Copy exactly the run of lines that begins at the line with "Extract the structured" and ends at the final line of the entries.

## Start

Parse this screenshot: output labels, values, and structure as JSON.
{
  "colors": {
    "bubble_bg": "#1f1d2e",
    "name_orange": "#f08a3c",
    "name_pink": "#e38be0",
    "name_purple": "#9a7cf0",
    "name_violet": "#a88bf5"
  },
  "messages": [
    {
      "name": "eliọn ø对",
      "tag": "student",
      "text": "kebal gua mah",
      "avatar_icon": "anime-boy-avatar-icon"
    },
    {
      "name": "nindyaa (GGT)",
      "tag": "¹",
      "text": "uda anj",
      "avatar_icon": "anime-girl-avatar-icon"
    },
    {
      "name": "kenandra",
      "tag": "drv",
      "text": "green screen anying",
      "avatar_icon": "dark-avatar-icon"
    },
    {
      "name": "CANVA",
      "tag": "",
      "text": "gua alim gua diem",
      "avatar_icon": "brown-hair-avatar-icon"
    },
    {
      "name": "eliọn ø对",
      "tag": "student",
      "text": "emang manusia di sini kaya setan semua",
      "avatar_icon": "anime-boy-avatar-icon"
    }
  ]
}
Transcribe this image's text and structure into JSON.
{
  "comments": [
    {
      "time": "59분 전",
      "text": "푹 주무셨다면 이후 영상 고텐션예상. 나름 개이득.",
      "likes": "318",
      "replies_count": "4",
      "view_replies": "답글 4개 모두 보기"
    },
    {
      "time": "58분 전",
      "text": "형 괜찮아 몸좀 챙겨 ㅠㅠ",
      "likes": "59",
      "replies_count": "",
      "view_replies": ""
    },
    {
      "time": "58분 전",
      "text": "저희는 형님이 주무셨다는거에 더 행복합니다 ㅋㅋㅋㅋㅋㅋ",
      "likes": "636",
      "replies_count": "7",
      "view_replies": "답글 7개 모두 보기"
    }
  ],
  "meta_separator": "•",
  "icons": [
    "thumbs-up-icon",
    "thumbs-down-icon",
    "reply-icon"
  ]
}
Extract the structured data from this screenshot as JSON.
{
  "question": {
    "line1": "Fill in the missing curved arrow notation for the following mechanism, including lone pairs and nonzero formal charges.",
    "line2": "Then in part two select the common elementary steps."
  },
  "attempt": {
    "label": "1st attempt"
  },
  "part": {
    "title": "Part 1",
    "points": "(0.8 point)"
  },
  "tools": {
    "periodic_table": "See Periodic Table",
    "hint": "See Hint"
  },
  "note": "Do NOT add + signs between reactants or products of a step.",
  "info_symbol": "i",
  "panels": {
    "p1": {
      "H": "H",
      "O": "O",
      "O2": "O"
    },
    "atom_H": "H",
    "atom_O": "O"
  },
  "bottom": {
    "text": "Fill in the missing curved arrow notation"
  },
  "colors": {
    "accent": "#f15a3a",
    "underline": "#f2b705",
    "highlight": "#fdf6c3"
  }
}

## End

- _Result for this task_
Extract the structured data from this screenshot as JSON.
{
  "question": {
    "line1": "Fill in the missing curved arrow notation for the following mechanism, including lone pairs and nonzero formal charges.",
    "line2": "Then in part two select the common elementary steps."
  },
  "attempt": {
    "label": "1st attempt"
  },
  "part": {
    "title": "Part 1",
    "points": "(0.8 point)"
  },
  "tools": {
    "periodic_table": "See Periodic Table",
    "hint": "See Hint"
  },
  "note": "Do NOT add + signs between reactants or products of a step.",
  "info_symbol": "i",
  "panels": {
    "p1": {
      "H": "H",
      "O": "O",
      "O2": "O"
    },
    "atom_H": "H",
    "atom_O": "O"
  },
  "bottom": {
    "text": "Fill in the missing curved arrow notation"
  },
  "colors": {
    "accent": "#f15a3a",
    "underline": "#f2b705",
    "highlight": "#fdf6c3"
  }
}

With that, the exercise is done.